GOAL OF THE EXERCISE:
Count how many lines hold the word "对任意的" and give that number as the whole answer.

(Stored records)
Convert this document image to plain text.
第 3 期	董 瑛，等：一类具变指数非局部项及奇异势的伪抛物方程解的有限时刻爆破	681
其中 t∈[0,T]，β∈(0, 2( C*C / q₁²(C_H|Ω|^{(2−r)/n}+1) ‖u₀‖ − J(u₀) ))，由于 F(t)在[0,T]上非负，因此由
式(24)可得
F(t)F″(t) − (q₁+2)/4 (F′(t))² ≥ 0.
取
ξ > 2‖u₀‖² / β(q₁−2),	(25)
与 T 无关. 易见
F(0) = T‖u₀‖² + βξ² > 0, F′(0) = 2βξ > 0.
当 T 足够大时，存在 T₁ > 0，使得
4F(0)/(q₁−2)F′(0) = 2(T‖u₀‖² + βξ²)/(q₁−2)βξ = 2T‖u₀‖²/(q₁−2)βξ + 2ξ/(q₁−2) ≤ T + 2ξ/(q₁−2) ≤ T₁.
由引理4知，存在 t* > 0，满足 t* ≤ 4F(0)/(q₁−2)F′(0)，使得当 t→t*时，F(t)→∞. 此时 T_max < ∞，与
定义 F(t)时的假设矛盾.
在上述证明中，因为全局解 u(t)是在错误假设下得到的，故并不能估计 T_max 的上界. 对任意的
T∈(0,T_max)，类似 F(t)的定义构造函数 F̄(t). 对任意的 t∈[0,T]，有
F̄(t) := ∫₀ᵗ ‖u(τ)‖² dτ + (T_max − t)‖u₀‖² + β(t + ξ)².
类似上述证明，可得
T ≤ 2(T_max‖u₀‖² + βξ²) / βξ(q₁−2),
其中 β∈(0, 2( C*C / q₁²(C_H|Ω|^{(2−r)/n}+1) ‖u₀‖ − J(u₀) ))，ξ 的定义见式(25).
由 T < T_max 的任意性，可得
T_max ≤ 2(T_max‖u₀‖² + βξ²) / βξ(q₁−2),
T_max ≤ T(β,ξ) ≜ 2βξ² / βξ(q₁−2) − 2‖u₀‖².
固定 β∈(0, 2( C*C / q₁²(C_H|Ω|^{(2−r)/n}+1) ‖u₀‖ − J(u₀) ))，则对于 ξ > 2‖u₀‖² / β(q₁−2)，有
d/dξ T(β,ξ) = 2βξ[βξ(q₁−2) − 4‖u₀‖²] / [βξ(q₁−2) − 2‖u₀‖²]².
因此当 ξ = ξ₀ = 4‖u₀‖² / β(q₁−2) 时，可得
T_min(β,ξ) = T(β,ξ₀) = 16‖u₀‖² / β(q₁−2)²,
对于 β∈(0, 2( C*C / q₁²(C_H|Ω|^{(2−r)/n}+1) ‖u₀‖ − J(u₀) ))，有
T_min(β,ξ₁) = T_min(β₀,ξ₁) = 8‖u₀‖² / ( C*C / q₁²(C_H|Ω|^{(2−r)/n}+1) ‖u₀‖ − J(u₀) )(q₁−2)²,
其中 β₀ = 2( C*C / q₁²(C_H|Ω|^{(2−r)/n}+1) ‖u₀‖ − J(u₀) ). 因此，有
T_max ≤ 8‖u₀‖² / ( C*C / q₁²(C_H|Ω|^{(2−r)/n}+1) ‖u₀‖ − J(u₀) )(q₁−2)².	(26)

RESULT FOR THIS EXERCISE:
2